Given data
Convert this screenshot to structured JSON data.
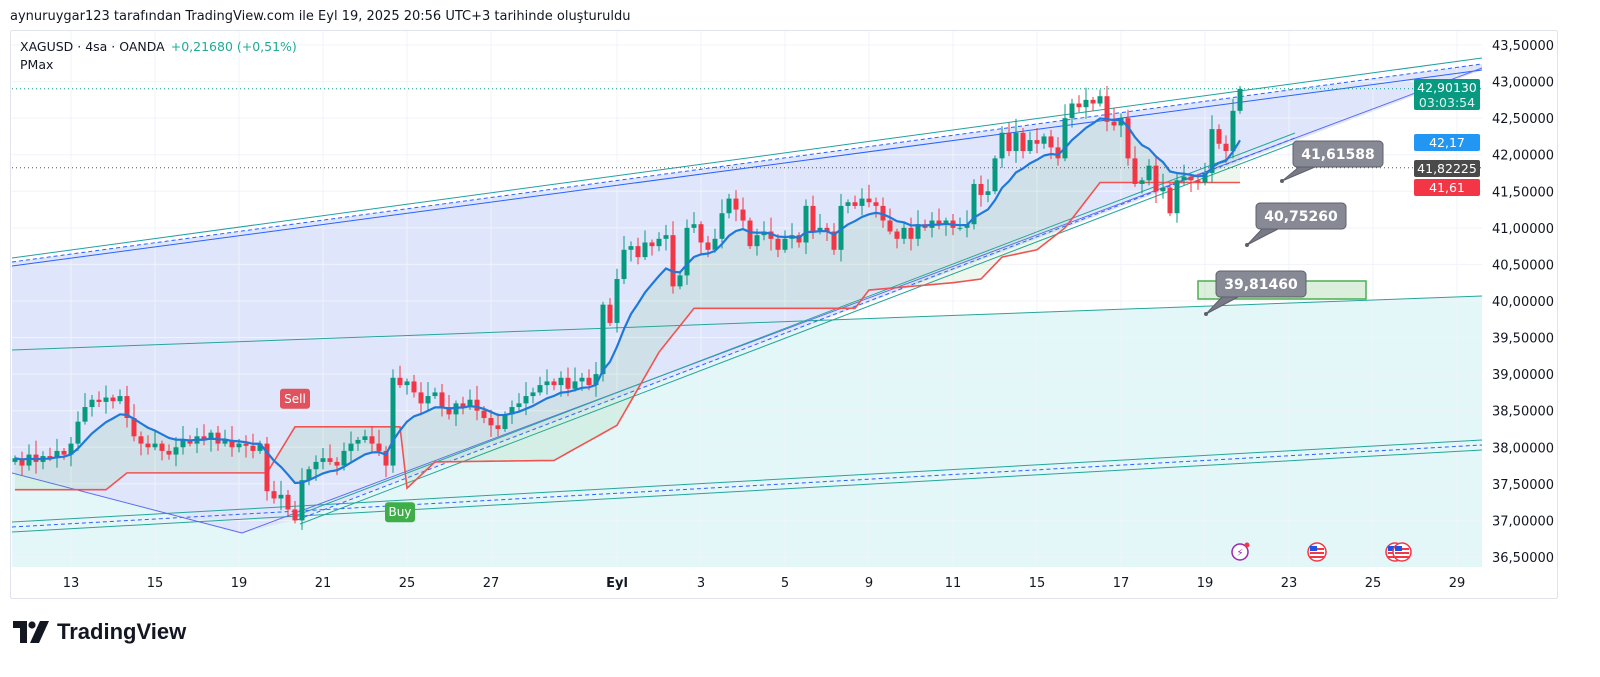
{
  "caption": "aynuruygar123 tarafından TradingView.com ile Eyl 19, 2025 20:56 UTC+3 tarihinde oluşturuldu",
  "legend": {
    "symbol": "XAGUSD · 4sa · OANDA",
    "change": "+0,21680 (+0,51%)",
    "indicator": "PMax"
  },
  "colors": {
    "up": "#089981",
    "down": "#f23645",
    "ema": "#2962ff",
    "pmax": "#f05350",
    "accent_green": "#089981",
    "accent_blue": "#2196f3"
  },
  "price_axis": {
    "ticks": [
      "43,50000",
      "43,00000",
      "42,50000",
      "42,00000",
      "41,50000",
      "41,00000",
      "40,50000",
      "40,00000",
      "39,50000",
      "39,00000",
      "38,50000",
      "38,00000",
      "37,50000",
      "37,00000",
      "36,50000"
    ],
    "tick_values": [
      43.5,
      43,
      42.5,
      42,
      41.5,
      41,
      40.5,
      40,
      39.5,
      39,
      38.5,
      38,
      37.5,
      37,
      36.5
    ],
    "labels": {
      "last_price": "42,90130",
      "countdown": "03:03:54",
      "ema_value": "42,17",
      "crosshair_line": "41,82225",
      "pmax_value": "41,61"
    }
  },
  "time_axis": [
    {
      "label": "13",
      "bar": 8
    },
    {
      "label": "15",
      "bar": 20
    },
    {
      "label": "19",
      "bar": 32
    },
    {
      "label": "21",
      "bar": 44
    },
    {
      "label": "25",
      "bar": 56
    },
    {
      "label": "27",
      "bar": 68
    },
    {
      "label": "Eyl",
      "bar": 86,
      "bold": true
    },
    {
      "label": "3",
      "bar": 98
    },
    {
      "label": "5",
      "bar": 110
    },
    {
      "label": "9",
      "bar": 122
    },
    {
      "label": "11",
      "bar": 134
    },
    {
      "label": "15",
      "bar": 146
    },
    {
      "label": "17",
      "bar": 158
    },
    {
      "label": "19",
      "bar": 170
    },
    {
      "label": "23",
      "bar": 182
    },
    {
      "label": "25",
      "bar": 194
    },
    {
      "label": "29",
      "bar": 206
    }
  ],
  "chart_data": {
    "type": "candlestick",
    "symbol": "XAGUSD",
    "interval": "4sa",
    "ylim": [
      36.35,
      43.7
    ],
    "closes": [
      37.85,
      37.75,
      37.9,
      37.8,
      37.88,
      37.85,
      37.95,
      37.9,
      38.05,
      38.35,
      38.55,
      38.65,
      38.62,
      38.68,
      38.63,
      38.7,
      38.4,
      38.15,
      38.05,
      38.0,
      38.05,
      37.95,
      37.9,
      38.0,
      38.1,
      38.05,
      38.15,
      38.1,
      38.2,
      38.05,
      38.1,
      38.0,
      38.05,
      38.02,
      37.95,
      38.05,
      37.4,
      37.3,
      37.35,
      37.15,
      37.0,
      37.55,
      37.7,
      37.8,
      37.85,
      37.8,
      37.75,
      37.95,
      38.05,
      38.1,
      38.15,
      38.05,
      37.95,
      37.75,
      38.95,
      38.85,
      38.9,
      38.75,
      38.6,
      38.7,
      38.75,
      38.55,
      38.45,
      38.6,
      38.55,
      38.65,
      38.5,
      38.4,
      38.3,
      38.25,
      38.45,
      38.55,
      38.6,
      38.7,
      38.75,
      38.85,
      38.9,
      38.85,
      38.95,
      38.8,
      38.9,
      38.95,
      38.85,
      39.0,
      39.95,
      39.7,
      40.3,
      40.7,
      40.75,
      40.6,
      40.8,
      40.75,
      40.85,
      40.9,
      40.2,
      40.35,
      41.0,
      41.05,
      40.8,
      40.7,
      40.85,
      41.2,
      41.4,
      41.25,
      41.1,
      40.75,
      40.9,
      40.95,
      40.85,
      40.7,
      40.85,
      40.9,
      40.8,
      41.3,
      40.95,
      41.0,
      40.95,
      40.7,
      41.3,
      41.35,
      41.3,
      41.4,
      41.35,
      41.3,
      41.1,
      40.95,
      40.85,
      41.0,
      40.85,
      41.05,
      41.0,
      41.1,
      41.05,
      41.1,
      41.0,
      41.0,
      41.05,
      41.6,
      41.45,
      41.5,
      41.95,
      42.3,
      42.05,
      42.3,
      42.05,
      42.2,
      42.15,
      42.25,
      42.1,
      41.95,
      42.5,
      42.7,
      42.65,
      42.75,
      42.7,
      42.8,
      42.45,
      42.4,
      42.5,
      41.95,
      41.6,
      41.65,
      41.85,
      41.5,
      41.55,
      41.2,
      41.65,
      41.7,
      41.65,
      41.62,
      41.75,
      42.35,
      42.15,
      42.05,
      42.6,
      42.9
    ],
    "first_open": 37.8,
    "ema_period": 10,
    "pmax": [
      [
        0,
        37.42
      ],
      [
        13,
        37.42
      ],
      [
        16,
        37.65
      ],
      [
        36,
        37.65
      ],
      [
        40,
        38.28
      ],
      [
        55,
        38.28
      ],
      [
        56,
        37.44
      ],
      [
        60,
        37.8
      ],
      [
        77,
        37.82
      ],
      [
        86,
        38.3
      ],
      [
        92,
        39.3
      ],
      [
        97,
        39.9
      ],
      [
        120,
        39.9
      ],
      [
        122,
        40.15
      ],
      [
        134,
        40.25
      ],
      [
        138,
        40.3
      ],
      [
        141,
        40.6
      ],
      [
        146,
        40.7
      ],
      [
        150,
        41.0
      ],
      [
        155,
        41.62
      ],
      [
        175,
        41.62
      ]
    ],
    "signals": [
      {
        "label": "Sell",
        "bar": 40,
        "price": 38.28,
        "type": "sell"
      },
      {
        "label": "Buy",
        "bar": 55,
        "price": 37.44,
        "type": "buy"
      }
    ],
    "price_callouts": [
      "41,61588",
      "40,75260",
      "39,81460"
    ],
    "last_price": 42.9013,
    "crosshair_price": 41.82225
  },
  "events": [
    {
      "icon": "lightning-event-icon"
    },
    {
      "icon": "us-flag-event-icon"
    },
    {
      "icon": "us-flag-double-event-icon"
    }
  ],
  "brand": {
    "name": "TradingView"
  }
}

Exercise objective
Pull out each line containing the word "type" and copy it.

Answer for the task
    "type": "candlestick",
        "type": "sell"
        "type": "buy"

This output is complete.